— Start —
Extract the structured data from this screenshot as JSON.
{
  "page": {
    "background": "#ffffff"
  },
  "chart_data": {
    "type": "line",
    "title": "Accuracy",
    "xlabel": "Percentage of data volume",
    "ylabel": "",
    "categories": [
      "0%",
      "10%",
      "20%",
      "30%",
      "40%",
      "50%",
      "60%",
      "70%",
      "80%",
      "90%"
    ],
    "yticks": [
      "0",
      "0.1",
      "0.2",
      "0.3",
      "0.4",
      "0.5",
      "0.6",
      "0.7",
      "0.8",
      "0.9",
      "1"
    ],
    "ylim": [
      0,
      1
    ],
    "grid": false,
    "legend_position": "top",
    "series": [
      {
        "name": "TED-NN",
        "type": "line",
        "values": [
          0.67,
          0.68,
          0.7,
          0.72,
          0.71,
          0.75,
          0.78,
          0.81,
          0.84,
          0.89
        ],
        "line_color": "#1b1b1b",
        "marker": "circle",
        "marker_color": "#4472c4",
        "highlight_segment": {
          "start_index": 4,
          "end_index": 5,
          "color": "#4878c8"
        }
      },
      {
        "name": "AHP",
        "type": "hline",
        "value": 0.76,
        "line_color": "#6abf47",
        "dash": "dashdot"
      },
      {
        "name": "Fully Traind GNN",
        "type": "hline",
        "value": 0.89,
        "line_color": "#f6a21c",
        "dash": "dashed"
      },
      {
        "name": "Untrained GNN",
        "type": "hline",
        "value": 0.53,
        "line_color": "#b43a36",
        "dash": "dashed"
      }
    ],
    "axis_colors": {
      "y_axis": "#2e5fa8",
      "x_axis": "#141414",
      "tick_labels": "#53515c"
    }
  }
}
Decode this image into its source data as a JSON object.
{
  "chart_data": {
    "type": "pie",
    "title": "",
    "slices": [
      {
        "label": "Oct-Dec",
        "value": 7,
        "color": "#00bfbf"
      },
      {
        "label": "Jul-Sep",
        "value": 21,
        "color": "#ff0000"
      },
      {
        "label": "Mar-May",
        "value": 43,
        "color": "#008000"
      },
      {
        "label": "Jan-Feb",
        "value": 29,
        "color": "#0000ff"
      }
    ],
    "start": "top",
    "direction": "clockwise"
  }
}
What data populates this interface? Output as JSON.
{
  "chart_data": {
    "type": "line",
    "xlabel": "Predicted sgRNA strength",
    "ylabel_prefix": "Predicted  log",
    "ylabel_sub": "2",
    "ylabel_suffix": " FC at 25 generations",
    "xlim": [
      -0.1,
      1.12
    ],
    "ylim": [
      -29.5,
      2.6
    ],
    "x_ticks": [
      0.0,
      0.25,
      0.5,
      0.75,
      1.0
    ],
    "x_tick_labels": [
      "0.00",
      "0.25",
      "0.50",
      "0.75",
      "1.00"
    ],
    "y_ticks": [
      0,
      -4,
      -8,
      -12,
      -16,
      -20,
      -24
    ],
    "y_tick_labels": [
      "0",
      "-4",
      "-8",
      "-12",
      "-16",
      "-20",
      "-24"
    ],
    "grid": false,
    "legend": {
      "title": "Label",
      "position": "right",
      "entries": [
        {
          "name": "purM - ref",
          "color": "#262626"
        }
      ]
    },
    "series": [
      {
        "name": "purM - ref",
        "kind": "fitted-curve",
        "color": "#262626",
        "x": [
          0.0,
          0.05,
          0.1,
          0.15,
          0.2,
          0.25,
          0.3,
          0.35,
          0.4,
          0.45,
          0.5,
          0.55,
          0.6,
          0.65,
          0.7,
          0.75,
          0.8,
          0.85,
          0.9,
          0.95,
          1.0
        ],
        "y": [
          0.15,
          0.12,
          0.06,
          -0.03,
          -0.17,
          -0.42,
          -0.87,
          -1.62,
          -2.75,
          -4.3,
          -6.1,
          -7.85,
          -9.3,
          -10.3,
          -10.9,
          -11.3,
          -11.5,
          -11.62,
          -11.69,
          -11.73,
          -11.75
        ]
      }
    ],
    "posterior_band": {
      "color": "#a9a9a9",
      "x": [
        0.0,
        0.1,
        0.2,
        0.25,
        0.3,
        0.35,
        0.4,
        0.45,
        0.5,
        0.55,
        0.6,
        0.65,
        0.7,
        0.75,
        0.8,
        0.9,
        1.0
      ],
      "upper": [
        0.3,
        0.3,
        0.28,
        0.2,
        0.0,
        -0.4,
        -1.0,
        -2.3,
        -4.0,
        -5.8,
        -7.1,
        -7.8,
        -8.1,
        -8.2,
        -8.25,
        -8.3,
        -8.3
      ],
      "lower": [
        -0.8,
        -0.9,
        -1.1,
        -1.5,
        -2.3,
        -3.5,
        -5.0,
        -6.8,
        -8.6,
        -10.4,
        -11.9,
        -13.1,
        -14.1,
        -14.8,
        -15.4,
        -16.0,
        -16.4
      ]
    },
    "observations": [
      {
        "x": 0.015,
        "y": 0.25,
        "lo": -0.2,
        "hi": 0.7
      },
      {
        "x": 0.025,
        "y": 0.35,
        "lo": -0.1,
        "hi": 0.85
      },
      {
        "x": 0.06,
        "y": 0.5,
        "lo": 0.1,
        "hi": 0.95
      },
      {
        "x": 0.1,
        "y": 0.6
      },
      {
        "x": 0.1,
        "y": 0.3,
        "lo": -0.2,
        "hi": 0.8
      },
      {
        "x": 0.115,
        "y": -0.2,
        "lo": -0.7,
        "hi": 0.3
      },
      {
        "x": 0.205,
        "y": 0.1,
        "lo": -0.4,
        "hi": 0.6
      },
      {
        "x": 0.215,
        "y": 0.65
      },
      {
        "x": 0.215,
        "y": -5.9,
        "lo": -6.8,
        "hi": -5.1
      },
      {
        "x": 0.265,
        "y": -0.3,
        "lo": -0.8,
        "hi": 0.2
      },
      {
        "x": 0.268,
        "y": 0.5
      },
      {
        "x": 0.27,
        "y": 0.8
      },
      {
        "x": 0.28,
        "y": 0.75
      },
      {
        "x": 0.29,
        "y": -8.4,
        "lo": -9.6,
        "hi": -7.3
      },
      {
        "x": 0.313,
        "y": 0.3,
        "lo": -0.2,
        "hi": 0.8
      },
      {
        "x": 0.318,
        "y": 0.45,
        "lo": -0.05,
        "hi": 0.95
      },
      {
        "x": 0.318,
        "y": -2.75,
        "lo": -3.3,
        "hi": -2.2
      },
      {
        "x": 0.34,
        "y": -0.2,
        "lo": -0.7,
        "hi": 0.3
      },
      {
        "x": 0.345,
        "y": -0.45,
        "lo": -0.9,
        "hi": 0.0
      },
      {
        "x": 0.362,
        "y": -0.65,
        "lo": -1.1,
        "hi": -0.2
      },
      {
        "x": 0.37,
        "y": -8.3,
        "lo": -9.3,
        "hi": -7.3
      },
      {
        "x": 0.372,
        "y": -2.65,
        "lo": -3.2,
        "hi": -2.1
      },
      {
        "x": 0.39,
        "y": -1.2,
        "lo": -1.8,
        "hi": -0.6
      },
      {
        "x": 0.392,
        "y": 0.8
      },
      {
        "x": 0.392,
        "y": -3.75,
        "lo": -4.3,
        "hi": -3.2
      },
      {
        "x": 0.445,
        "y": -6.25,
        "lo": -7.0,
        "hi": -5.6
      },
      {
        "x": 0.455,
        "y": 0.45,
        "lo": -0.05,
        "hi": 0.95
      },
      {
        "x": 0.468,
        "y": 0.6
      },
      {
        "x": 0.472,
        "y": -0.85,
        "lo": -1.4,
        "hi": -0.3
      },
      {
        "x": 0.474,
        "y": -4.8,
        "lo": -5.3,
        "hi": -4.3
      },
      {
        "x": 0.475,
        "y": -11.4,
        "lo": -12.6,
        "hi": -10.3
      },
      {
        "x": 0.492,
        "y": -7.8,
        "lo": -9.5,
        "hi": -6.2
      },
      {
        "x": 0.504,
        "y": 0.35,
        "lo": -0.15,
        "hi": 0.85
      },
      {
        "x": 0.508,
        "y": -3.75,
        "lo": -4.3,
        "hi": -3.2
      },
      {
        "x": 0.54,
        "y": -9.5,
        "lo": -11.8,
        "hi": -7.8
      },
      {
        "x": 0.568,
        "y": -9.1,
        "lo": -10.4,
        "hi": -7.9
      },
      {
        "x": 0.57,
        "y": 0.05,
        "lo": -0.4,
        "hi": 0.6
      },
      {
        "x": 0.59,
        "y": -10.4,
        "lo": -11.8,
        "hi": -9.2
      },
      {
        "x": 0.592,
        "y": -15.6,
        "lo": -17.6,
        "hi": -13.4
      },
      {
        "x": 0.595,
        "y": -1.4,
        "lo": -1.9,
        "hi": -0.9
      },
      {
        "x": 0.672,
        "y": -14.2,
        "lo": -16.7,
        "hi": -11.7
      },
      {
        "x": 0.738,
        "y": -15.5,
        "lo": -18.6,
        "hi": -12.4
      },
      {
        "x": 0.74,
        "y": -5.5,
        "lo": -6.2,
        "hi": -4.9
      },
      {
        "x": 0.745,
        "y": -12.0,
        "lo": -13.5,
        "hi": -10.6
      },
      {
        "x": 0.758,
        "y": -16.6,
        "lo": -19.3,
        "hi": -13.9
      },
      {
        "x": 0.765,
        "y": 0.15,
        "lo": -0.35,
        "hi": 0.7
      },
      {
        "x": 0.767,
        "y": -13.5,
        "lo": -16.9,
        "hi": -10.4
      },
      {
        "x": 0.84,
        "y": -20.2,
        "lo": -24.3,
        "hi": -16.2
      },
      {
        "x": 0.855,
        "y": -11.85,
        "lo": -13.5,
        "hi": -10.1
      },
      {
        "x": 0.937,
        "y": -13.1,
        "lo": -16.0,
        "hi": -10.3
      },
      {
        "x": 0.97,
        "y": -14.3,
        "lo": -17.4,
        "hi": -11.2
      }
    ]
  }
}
— End —
Task: Sift the material for lines with the string "JSON". Copy each one found.

Task solution:
Extract the structured data from this screenshot as JSON.
Decode this image into its source data as a JSON object.
What data populates this interface? Output as JSON.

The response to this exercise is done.